Supplied records —
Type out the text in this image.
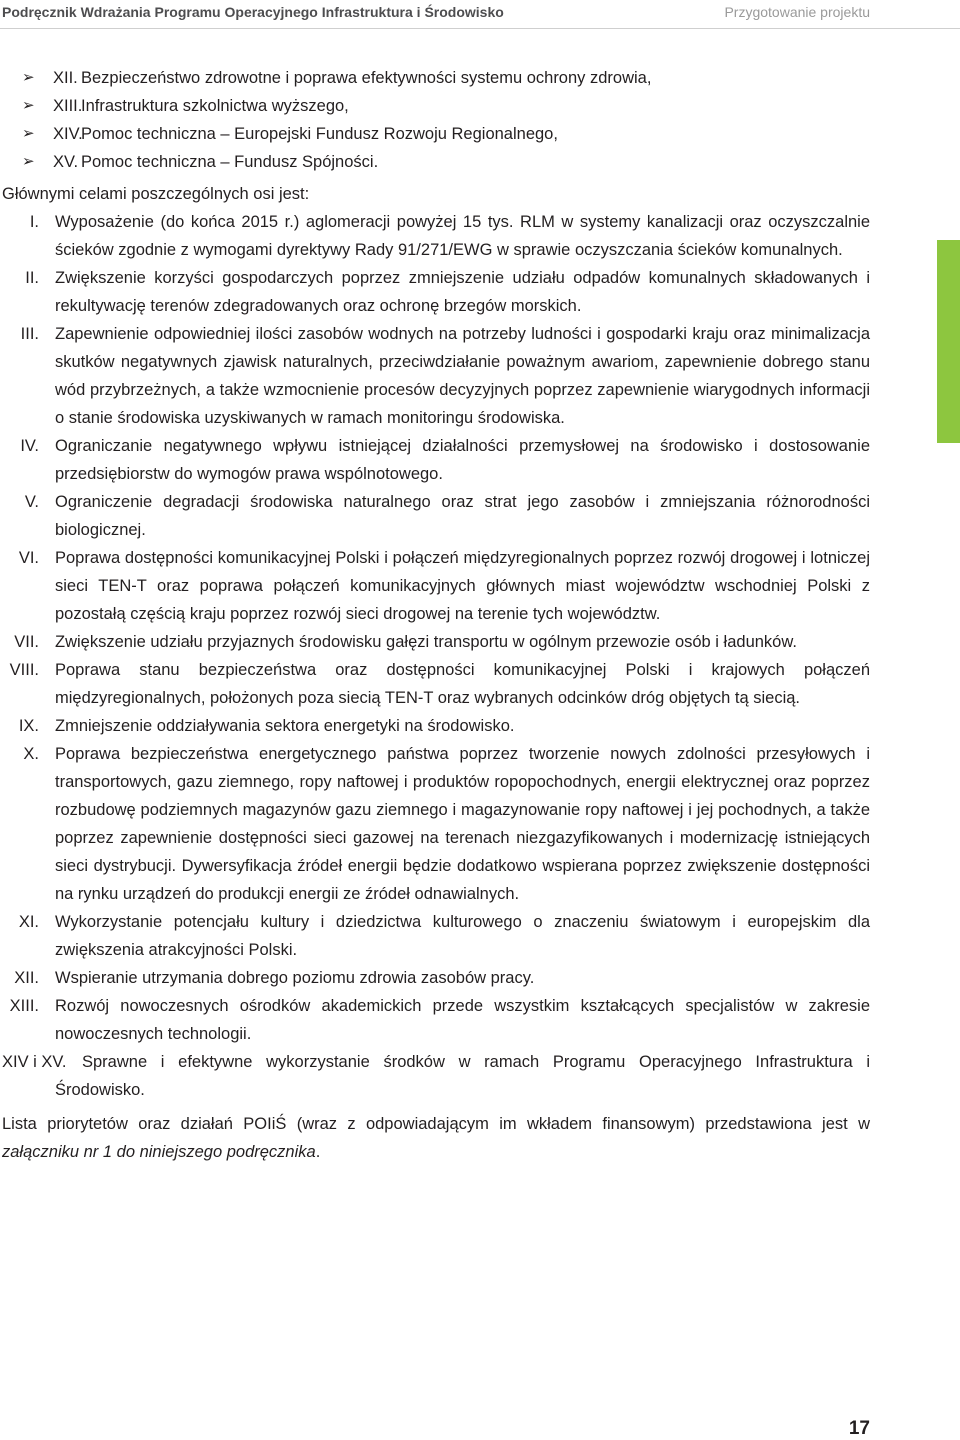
Podręcznik Wdrażania Programu Operacyjnego Infrastruktura i Środowisko	Przygotowanie projektu
➢ XII. Bezpieczeństwo zdrowotne i poprawa efektywności systemu ochrony zdrowia,
➢ XIII.Infrastruktura szkolnictwa wyższego,
➢ XIV.Pomoc techniczna – Europejski Fundusz Rozwoju Regionalnego,
➢ XV. Pomoc techniczna – Fundusz Spójności.

Głównymi celami poszczególnych osi jest:

I. Wyposażenie (do końca 2015 r.) aglomeracji powyżej 15 tys. RLM w systemy kanalizacji oraz oczyszczalnie ścieków zgodnie z wymogami dyrektywy Rady 91/271/EWG w sprawie oczyszczania ścieków komunalnych.
II. Zwiększenie korzyści gospodarczych poprzez zmniejszenie udziału odpadów komunalnych składowanych i rekultywację terenów zdegradowanych oraz ochronę brzegów morskich.
III. Zapewnienie odpowiedniej ilości zasobów wodnych na potrzeby ludności i gospodarki kraju oraz minimalizacja skutków negatywnych zjawisk naturalnych, przeciwdziałanie poważnym awariom, zapewnienie dobrego stanu wód przybrzeżnych, a także wzmocnienie procesów decyzyjnych poprzez zapewnienie wiarygodnych informacji o stanie środowiska uzyskiwanych w ramach monitoringu środowiska.
IV. Ograniczanie negatywnego wpływu istniejącej działalności przemysłowej na środowisko i dostosowanie przedsiębiorstw do wymogów prawa wspólnotowego.
V. Ograniczenie degradacji środowiska naturalnego oraz strat jego zasobów i zmniejszania różnorodności biologicznej.
VI. Poprawa dostępności komunikacyjnej Polski i połączeń międzyregionalnych poprzez rozwój drogowej i lotniczej sieci TEN-T oraz poprawa połączeń komunikacyjnych głównych miast województw wschodniej Polski z pozostałą częścią kraju poprzez rozwój sieci drogowej na terenie tych województw.
VII. Zwiększenie udziału przyjaznych środowisku gałęzi transportu w ogólnym przewozie osób i ładunków.
VIII. Poprawa stanu bezpieczeństwa oraz dostępności komunikacyjnej Polski i krajowych połączeń międzyregionalnych, położonych poza siecią TEN-T oraz wybranych odcinków dróg objętych tą siecią.
IX. Zmniejszenie oddziaływania sektora energetyki na środowisko.
X. Poprawa bezpieczeństwa energetycznego państwa poprzez tworzenie nowych zdolności przesyłowych i transportowych, gazu ziemnego, ropy naftowej i produktów ropopochodnych, energii elektrycznej oraz poprzez rozbudowę podziemnych magazynów gazu ziemnego i magazynowanie ropy naftowej i jej pochodnych, a także poprzez zapewnienie dostępności sieci gazowej na terenach niezgazyfikowanych i modernizację istniejących sieci dystrybucji. Dywersyfikacja źródeł energii będzie dodatkowo wspierana poprzez zwiększenie dostępności na rynku urządzeń do produkcji energii ze źródeł odnawialnych.
XI. Wykorzystanie potencjału kultury i dziedzictwa kulturowego o znaczeniu światowym i europejskim dla zwiększenia atrakcyjności Polski.
XII. Wspieranie utrzymania dobrego poziomu zdrowia zasobów pracy.
XIII. Rozwój nowoczesnych ośrodków akademickich przede wszystkim kształcących specjalistów w zakresie nowoczesnych technologii.
XIV i XV. Sprawne i efektywne wykorzystanie środków w ramach Programu Operacyjnego Infrastruktura i Środowisko.

Lista priorytetów oraz działań POIiŚ (wraz z odpowiadającym im wkładem finansowym) przedstawiona jest w załączniku nr 1 do niniejszego podręcznika.

17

What to produce — Reproduce the data verbatim. Do not carry any picture into the copy.

Task result —
Type out the text in this image.
Podręcznik Wdrażania Programu Operacyjnego Infrastruktura i Środowisko	Przygotowanie projektu
➢ XII. Bezpieczeństwo zdrowotne i poprawa efektywności systemu ochrony zdrowia,
➢ XIII.Infrastruktura szkolnictwa wyższego,
➢ XIV.Pomoc techniczna – Europejski Fundusz Rozwoju Regionalnego,
➢ XV. Pomoc techniczna – Fundusz Spójności.

Głównymi celami poszczególnych osi jest:

I. Wyposażenie (do końca 2015 r.) aglomeracji powyżej 15 tys. RLM w systemy kanalizacji oraz oczyszczalnie ścieków zgodnie z wymogami dyrektywy Rady 91/271/EWG w sprawie oczyszczania ścieków komunalnych.
II. Zwiększenie korzyści gospodarczych poprzez zmniejszenie udziału odpadów komunalnych składowanych i rekultywację terenów zdegradowanych oraz ochronę brzegów morskich.
III. Zapewnienie odpowiedniej ilości zasobów wodnych na potrzeby ludności i gospodarki kraju oraz minimalizacja skutków negatywnych zjawisk naturalnych, przeciwdziałanie poważnym awariom, zapewnienie dobrego stanu wód przybrzeżnych, a także wzmocnienie procesów decyzyjnych poprzez zapewnienie wiarygodnych informacji o stanie środowiska uzyskiwanych w ramach monitoringu środowiska.
IV. Ograniczanie negatywnego wpływu istniejącej działalności przemysłowej na środowisko i dostosowanie przedsiębiorstw do wymogów prawa wspólnotowego.
V. Ograniczenie degradacji środowiska naturalnego oraz strat jego zasobów i zmniejszania różnorodności biologicznej.
VI. Poprawa dostępności komunikacyjnej Polski i połączeń międzyregionalnych poprzez rozwój drogowej i lotniczej sieci TEN-T oraz poprawa połączeń komunikacyjnych głównych miast województw wschodniej Polski z pozostałą częścią kraju poprzez rozwój sieci drogowej na terenie tych województw.
VII. Zwiększenie udziału przyjaznych środowisku gałęzi transportu w ogólnym przewozie osób i ładunków.
VIII. Poprawa stanu bezpieczeństwa oraz dostępności komunikacyjnej Polski i krajowych połączeń międzyregionalnych, położonych poza siecią TEN-T oraz wybranych odcinków dróg objętych tą siecią.
IX. Zmniejszenie oddziaływania sektora energetyki na środowisko.
X. Poprawa bezpieczeństwa energetycznego państwa poprzez tworzenie nowych zdolności przesyłowych i transportowych, gazu ziemnego, ropy naftowej i produktów ropopochodnych, energii elektrycznej oraz poprzez rozbudowę podziemnych magazynów gazu ziemnego i magazynowanie ropy naftowej i jej pochodnych, a także poprzez zapewnienie dostępności sieci gazowej na terenach niezgazyfikowanych i modernizację istniejących sieci dystrybucji. Dywersyfikacja źródeł energii będzie dodatkowo wspierana poprzez zwiększenie dostępności na rynku urządzeń do produkcji energii ze źródeł odnawialnych.
XI. Wykorzystanie potencjału kultury i dziedzictwa kulturowego o znaczeniu światowym i europejskim dla zwiększenia atrakcyjności Polski.
XII. Wspieranie utrzymania dobrego poziomu zdrowia zasobów pracy.
XIII. Rozwój nowoczesnych ośrodków akademickich przede wszystkim kształcących specjalistów w zakresie nowoczesnych technologii.
XIV i XV. Sprawne i efektywne wykorzystanie środków w ramach Programu Operacyjnego Infrastruktura i Środowisko.

Lista priorytetów oraz działań POIiŚ (wraz z odpowiadającym im wkładem finansowym) przedstawiona jest w załączniku nr 1 do niniejszego podręcznika.

17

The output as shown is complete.